Lines that include the word "pulse" are the ones to copy.

=======

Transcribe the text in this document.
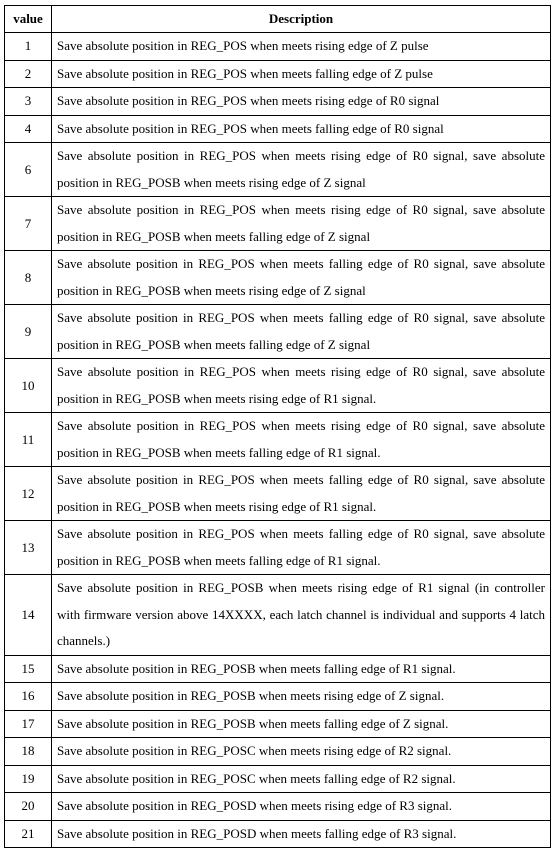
value	Description
1	Save absolute position in REG_POS when meets rising edge of Z pulse
2	Save absolute position in REG_POS when meets falling edge of Z pulse
3	Save absolute position in REG_POS when meets rising edge of R0 signal
4	Save absolute position in REG_POS when meets falling edge of R0 signal
6	Save absolute position in REG_POS when meets rising edge of R0 signal, save absolute position in REG_POSB when meets rising edge of Z signal
7	Save absolute position in REG_POS when meets rising edge of R0 signal, save absolute position in REG_POSB when meets falling edge of Z signal
8	Save absolute position in REG_POS when meets falling edge of R0 signal, save absolute position in REG_POSB when meets rising edge of Z signal
9	Save absolute position in REG_POS when meets falling edge of R0 signal, save absolute position in REG_POSB when meets falling edge of Z signal
10	Save absolute position in REG_POS when meets rising edge of R0 signal, save absolute position in REG_POSB when meets rising edge of R1 signal.
11	Save absolute position in REG_POS when meets rising edge of R0 signal, save absolute position in REG_POSB when meets falling edge of R1 signal.
12	Save absolute position in REG_POS when meets falling edge of R0 signal, save absolute position in REG_POSB when meets rising edge of R1 signal.
13	Save absolute position in REG_POS when meets falling edge of R0 signal, save absolute position in REG_POSB when meets falling edge of R1 signal.
14	Save absolute position in REG_POSB when meets rising edge of R1 signal (in controller with firmware version above 14XXXX, each latch channel is individual and supports 4 latch channels.)
15	Save absolute position in REG_POSB when meets falling edge of R1 signal.
16	Save absolute position in REG_POSB when meets rising edge of Z signal.
17	Save absolute position in REG_POSB when meets falling edge of Z signal.
18	Save absolute position in REG_POSC when meets rising edge of R2 signal.
19	Save absolute position in REG_POSC when meets falling edge of R2 signal.
20	Save absolute position in REG_POSD when meets rising edge of R3 signal.
21	Save absolute position in REG_POSD when meets falling edge of R3 signal.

=======

▶ SOLUTION
1	Save absolute position in REG_POS when meets rising edge of Z pulse
2	Save absolute position in REG_POS when meets falling edge of Z pulse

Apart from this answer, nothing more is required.